Stored entries:
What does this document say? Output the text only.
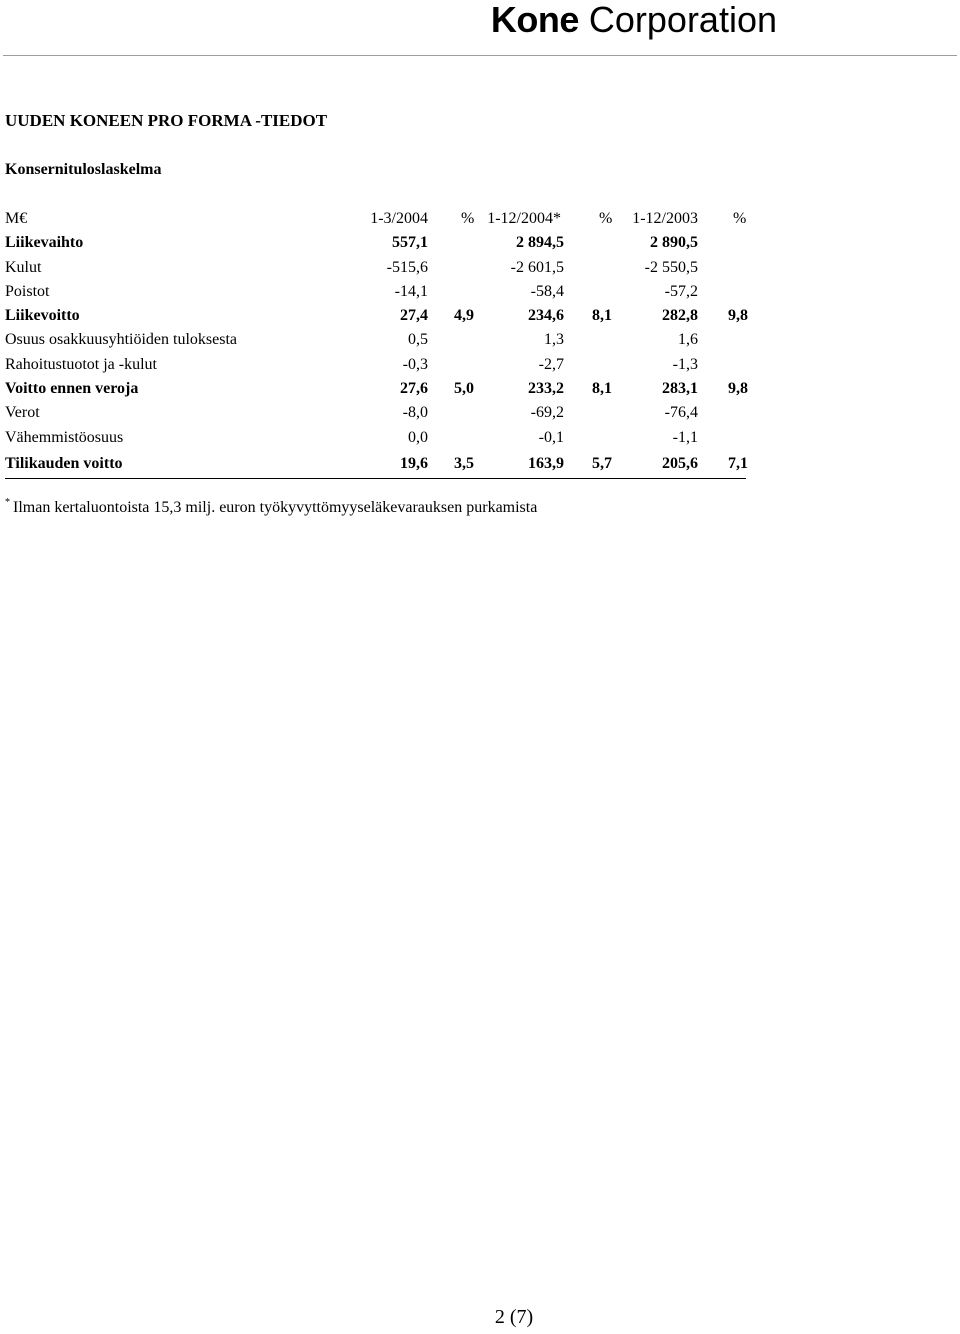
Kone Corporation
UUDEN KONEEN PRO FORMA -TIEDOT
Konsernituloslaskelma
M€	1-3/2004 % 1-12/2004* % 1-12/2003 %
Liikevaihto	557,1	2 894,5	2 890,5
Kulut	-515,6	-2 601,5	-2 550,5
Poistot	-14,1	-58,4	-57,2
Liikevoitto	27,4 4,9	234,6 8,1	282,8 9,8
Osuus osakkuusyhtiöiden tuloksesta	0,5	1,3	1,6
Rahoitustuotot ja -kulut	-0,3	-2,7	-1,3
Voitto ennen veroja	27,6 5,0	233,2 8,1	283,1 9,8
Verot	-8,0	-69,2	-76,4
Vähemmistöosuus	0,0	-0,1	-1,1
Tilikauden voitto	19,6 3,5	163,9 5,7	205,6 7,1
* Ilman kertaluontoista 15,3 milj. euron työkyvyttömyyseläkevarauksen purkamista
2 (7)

Exercise goal =>
Quote each record exactly as it stands, minus the pictures.

Solution to this exercise =>
What does this document say? Output the text only.
Kone Corporation
UUDEN KONEEN PRO FORMA -TIEDOT
Konsernituloslaskelma
M€	1-3/2004 % 1-12/2004* % 1-12/2003 %
Liikevaihto	557,1	2 894,5	2 890,5
Kulut	-515,6	-2 601,5	-2 550,5
Poistot	-14,1	-58,4	-57,2
Liikevoitto	27,4 4,9	234,6 8,1	282,8 9,8
Osuus osakkuusyhtiöiden tuloksesta	0,5	1,3	1,6
Rahoitustuotot ja -kulut	-0,3	-2,7	-1,3
Voitto ennen veroja	27,6 5,0	233,2 8,1	283,1 9,8
Verot	-8,0	-69,2	-76,4
Vähemmistöosuus	0,0	-0,1	-1,1
Tilikauden voitto	19,6 3,5	163,9 5,7	205,6 7,1
* Ilman kertaluontoista 15,3 milj. euron työkyvyttömyyseläkevarauksen purkamista
2 (7)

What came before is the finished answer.